| Document excerpt |
►

Your training, Stranger, has certainly, as it seems to me, given you an excellent understanding of the legal practices of Crete. But tell me this more clearly still: by the definition you have given of the well-constituted State [626c] you appear to me to imply that it ought to be organized in such a way as to be victorious in war over all other States. Is that so?

Certainly it is; and I think that our friend here shares my opinion.

No Lacedaemonian, my good sir, could possibly say otherwise.

If this, then, is the right attitude for a State to adopt towards a State, is the right attitude for village towards village different?

By no means.

It is the same, you say?


Well then, is the same attitude right also for one house in the village towards another, and for each man towards every other?

It is. [626d]

And must each individual man regard himself as his own enemy? Or what do we say when we come to this point?

O Stranger of Athens, for I should be loth to call you a man of Attica, since methinks you deserve rather to be named after the goddess Athena, seeing that you have made the argument more clear by taking it back again to its starting-point; whereby you will the more easily discover the justice of our recent statement that, in the mass, all men are both publicly and privately the enemies of all, and individually also each man is his own enemy. [626e]

What is your meaning, my admirable sir?

It is just in this war, my friend, that the victory over self is of all victories the first and best while self-defeat is of all defeats at once the worst and the most shameful. For these phrases signify that a war against self exists within each of us.1

Now let us take the argument back in the reverse direction. Seeing that individually each of us is partly superior to himself

1 Cp. Plat. Rep. 430e ff.: Proverbs xiv 32.

◄

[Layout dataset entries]

►

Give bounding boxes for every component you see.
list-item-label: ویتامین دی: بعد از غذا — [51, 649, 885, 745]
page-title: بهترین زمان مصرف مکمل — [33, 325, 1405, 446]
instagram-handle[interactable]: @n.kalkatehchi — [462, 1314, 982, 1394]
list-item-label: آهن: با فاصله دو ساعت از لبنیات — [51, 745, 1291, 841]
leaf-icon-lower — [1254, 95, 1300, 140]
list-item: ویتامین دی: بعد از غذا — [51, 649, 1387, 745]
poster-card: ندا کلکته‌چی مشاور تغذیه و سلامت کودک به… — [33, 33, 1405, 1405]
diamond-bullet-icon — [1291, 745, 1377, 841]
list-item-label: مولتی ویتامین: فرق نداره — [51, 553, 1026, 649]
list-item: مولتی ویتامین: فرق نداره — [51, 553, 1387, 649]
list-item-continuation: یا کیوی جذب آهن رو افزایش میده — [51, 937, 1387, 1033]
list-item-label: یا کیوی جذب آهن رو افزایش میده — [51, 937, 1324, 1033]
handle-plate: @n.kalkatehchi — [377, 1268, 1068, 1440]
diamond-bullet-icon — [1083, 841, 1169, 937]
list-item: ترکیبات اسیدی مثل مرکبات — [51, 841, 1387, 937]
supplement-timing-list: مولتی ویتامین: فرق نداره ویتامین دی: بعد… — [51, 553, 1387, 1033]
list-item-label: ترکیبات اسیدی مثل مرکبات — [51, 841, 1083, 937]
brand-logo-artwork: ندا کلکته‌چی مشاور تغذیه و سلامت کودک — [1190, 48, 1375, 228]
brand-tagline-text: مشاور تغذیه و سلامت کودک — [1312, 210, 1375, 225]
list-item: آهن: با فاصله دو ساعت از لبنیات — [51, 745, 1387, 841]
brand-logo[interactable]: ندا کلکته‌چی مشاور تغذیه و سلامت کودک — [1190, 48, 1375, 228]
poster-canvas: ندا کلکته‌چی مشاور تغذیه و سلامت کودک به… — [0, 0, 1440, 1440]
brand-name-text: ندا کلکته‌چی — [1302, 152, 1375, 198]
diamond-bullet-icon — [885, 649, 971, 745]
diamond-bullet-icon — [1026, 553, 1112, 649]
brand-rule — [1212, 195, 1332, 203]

◄

| Tasks to complete |
1) Copy word for word the part of the dialogue excerpt that runs from "No Lacedaemonian, my" down to "By no means.".
2) Write out the lines of the records word for word, from the first line of the records down to and including the line that contains "list-item-label: آهن: با".
These records have no connection to the dialogue excerpt.

| Completed exercise |
1)
No Lacedaemonian, my good sir, could possibly say otherwise.

If this, then, is the right attitude for a State to adopt towards a State, is the right attitude for village towards village different?

By no means.

2)
Give bounding boxes for every component you see.
list-item-label: ویتامین دی: بعد از غذا — [51, 649, 885, 745]
page-title: بهترین زمان مصرف مکمل — [33, 325, 1405, 446]
instagram-handle[interactable]: @n.kalkatehchi — [462, 1314, 982, 1394]
list-item-label: آهن: با فاصله دو ساعت از لبنیات — [51, 745, 1291, 841]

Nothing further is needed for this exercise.